┌─ FRAGMENTO DEL TEXTO

El día que el rey se jugó la corona

UN juego de filigranas a cargo de un mago llamado Fernández-Miranda. Desmentido de la servilleta de Segovia. Intención del rey: llevar al poder a una nueva generación.

El día 3 de julio de 1976, en España se podía comprar un traje de caballero por 2.999 pesetas, unos 18 euros, y un vestido de señora por 599 pesetas. El país arrastraba la crisis económica de 1973, agravada por una nueva sequía, y la campaña oficial rezaba: «Consuma agua como si quedara poca. Aunque usted pueda pagarla, España no puede». Había crisis, pero llegaban nuevos artículos de consumo. Por ejemplo, se anunciaba la cámara Polaroid («el recuerdo de un momento feliz es suyo al momento») por 2.574 pesetas, poco más de 15 euros de hoy. Y había actividad, porque en la prensa se publiciataban urbanizaciones de lujo en las afueras de Madrid, como Montealina, y pisos y casas en la sierra. Se podía comprar una finca «con vistas a pantano» por menos de un millón de pesetas, 5.000 euros. Los cruceros eran de Ybarra.

En los periódicos de la mañana se publicaban los acuerdos del Consejo de Ministros, con una relación detallada de las medidas de cada ministerio, adoptadas bajo la presidencia del teniente general Fernando de Santiago, presidente en funciones. Arias Navarro había dimitido y la noticia provocó una subida en la Bolsa. Ese mismo día se difundía que el rey, que poco antes había calificado a Arias como «un desastre sin paliativos», lo nombraba marqués y grande de España: marqués de Arias Navarro.

En la portada de La Vanguardia (que todavía se apellidaba Española) aparecía Arias Navarro: «El ex presidente muestra un rostro satisfecho tras haberle sido aceptada su dimisión por S.M. el rey». Se contemplaba a José María de Areilza: «Parece profundamente preocupado». Y también a Fraga Iribarne: «Se muestra jovial y divertido». Adolfo Suárez no llamó la atención del fotógrafo ni del periódico. Creo que de ningún periódico.

└─

POR HACER:
1 – Reescribe el texto sobre julio de 1976 desde "El día 3 de" hasta "eran de Ybarra.", cambiando "Polaroid" por "Kodak".
2 – Resume en dos oraciones el texto sobre julio de 1976.

┌─ MATERIAL PROPORCIONADO

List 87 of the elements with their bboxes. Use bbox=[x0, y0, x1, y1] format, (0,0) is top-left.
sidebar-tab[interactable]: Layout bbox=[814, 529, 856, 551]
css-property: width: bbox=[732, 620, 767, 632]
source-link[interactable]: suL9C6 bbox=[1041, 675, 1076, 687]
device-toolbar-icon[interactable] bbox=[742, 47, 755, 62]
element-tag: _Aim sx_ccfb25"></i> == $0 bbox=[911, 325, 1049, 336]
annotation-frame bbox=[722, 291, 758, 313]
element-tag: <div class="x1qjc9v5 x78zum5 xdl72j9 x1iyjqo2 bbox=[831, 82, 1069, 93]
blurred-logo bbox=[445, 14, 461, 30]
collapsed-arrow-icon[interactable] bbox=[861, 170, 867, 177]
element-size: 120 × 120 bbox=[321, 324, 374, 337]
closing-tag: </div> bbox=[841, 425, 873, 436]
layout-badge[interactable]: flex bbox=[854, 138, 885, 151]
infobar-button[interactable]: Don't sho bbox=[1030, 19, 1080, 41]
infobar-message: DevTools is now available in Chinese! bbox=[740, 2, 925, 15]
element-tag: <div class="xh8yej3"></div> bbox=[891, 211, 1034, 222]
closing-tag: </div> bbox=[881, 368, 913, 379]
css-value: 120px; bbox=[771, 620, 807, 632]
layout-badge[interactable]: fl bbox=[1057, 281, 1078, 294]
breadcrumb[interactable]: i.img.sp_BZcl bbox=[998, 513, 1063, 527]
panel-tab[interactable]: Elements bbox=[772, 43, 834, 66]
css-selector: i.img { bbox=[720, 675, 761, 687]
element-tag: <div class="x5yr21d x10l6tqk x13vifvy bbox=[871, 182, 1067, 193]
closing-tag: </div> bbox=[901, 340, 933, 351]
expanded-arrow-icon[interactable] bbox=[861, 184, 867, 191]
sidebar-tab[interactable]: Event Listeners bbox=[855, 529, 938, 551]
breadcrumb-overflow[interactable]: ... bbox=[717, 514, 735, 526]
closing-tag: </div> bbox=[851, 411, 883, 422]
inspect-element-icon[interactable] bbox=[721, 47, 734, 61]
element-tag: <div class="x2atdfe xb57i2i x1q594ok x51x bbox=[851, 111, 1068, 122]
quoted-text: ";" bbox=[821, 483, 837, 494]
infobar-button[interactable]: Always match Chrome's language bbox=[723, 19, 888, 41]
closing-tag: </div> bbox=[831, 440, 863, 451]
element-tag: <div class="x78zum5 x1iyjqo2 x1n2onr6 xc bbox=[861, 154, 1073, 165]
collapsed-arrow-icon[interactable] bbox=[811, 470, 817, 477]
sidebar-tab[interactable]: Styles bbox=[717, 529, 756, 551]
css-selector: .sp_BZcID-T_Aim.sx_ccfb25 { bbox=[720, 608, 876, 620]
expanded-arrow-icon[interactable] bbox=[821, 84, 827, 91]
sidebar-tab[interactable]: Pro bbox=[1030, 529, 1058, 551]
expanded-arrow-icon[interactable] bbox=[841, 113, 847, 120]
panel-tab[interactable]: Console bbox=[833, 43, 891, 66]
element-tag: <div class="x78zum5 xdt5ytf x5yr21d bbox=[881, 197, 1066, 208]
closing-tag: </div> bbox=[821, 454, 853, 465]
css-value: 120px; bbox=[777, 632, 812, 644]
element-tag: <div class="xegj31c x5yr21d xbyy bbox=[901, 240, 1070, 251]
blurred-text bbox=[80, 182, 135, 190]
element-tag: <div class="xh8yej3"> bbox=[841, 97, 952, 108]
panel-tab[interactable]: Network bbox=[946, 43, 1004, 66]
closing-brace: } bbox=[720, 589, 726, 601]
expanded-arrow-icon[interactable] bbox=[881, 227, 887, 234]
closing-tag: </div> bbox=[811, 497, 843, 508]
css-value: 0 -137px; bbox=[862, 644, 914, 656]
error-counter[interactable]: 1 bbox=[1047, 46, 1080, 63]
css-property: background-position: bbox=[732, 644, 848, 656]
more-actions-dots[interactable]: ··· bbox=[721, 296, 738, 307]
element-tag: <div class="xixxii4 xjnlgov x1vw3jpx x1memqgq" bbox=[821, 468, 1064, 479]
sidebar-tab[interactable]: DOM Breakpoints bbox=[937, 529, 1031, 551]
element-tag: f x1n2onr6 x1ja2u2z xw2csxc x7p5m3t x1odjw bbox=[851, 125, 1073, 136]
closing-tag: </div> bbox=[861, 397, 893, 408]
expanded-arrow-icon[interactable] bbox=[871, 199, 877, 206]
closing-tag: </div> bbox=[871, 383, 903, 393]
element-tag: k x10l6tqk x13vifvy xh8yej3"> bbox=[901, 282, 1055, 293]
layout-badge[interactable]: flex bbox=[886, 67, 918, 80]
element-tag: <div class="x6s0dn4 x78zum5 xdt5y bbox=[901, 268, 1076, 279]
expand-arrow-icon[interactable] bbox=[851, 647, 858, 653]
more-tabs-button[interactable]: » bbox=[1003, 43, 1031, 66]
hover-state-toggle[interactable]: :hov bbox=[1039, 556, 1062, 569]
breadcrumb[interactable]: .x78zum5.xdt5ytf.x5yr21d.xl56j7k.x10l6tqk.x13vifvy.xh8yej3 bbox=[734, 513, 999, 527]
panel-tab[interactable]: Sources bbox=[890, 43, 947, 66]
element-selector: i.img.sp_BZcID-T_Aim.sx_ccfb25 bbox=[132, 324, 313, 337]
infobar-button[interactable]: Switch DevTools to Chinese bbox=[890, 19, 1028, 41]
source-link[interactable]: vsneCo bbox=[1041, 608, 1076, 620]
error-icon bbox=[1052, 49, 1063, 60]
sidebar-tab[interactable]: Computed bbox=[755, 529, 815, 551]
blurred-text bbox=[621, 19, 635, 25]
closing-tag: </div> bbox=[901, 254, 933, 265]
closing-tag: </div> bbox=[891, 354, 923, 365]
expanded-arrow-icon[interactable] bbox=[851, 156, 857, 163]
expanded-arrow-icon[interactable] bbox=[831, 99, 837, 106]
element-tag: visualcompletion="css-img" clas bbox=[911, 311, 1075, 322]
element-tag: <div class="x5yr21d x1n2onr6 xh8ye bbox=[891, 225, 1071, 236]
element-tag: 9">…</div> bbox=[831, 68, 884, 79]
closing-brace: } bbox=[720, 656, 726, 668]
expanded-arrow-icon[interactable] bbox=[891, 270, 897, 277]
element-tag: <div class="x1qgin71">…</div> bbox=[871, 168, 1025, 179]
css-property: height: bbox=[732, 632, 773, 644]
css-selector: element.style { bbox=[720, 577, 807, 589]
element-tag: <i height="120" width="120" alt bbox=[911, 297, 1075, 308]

└─

LISTA DE RESPUESTAS:
1 –
El día 3 de julio de 1976, en España se podía comprar un traje de caballero por 2.999 pesetas, unos 18 euros, y un vestido de señora por 599 pesetas. El país arrastraba la crisis económica de 1973, agravada por una nueva sequía, y la campaña oficial rezaba: «Consuma agua como si quedara poca. Aunque usted pueda pagarla, España no puede». Había crisis, pero llegaban nuevos artículos de consumo. Por ejemplo, se anunciaba la cámara Kodak («el recuerdo de un momento feliz es suyo al momento») por 2.574 pesetas, poco más de 15 euros de hoy. Y había actividad, porque en la prensa se publiciataban urbanizaciones de lujo en las afueras de Madrid, como Montealina, y pisos y casas en la sierra. Se podía comprar una finca «con vistas a pantano» por menos de un millón de pesetas, 5.000 euros. Los cruceros eran de Ybarra.

2 – El 3 de julio de 1976, España arrastraba la crisis económica de 1973, agravada por una nueva sequía, aunque llegaban nuevos artículos de consumo y se anunciaban urbanizaciones de lujo en las afueras de Madrid. Ese día la prensa informaba de la dimisión de Arias Navarro, a quien el rey nombraba marqués, mientras Adolfo Suárez no llamó la atención del fotógrafo ni del periódico.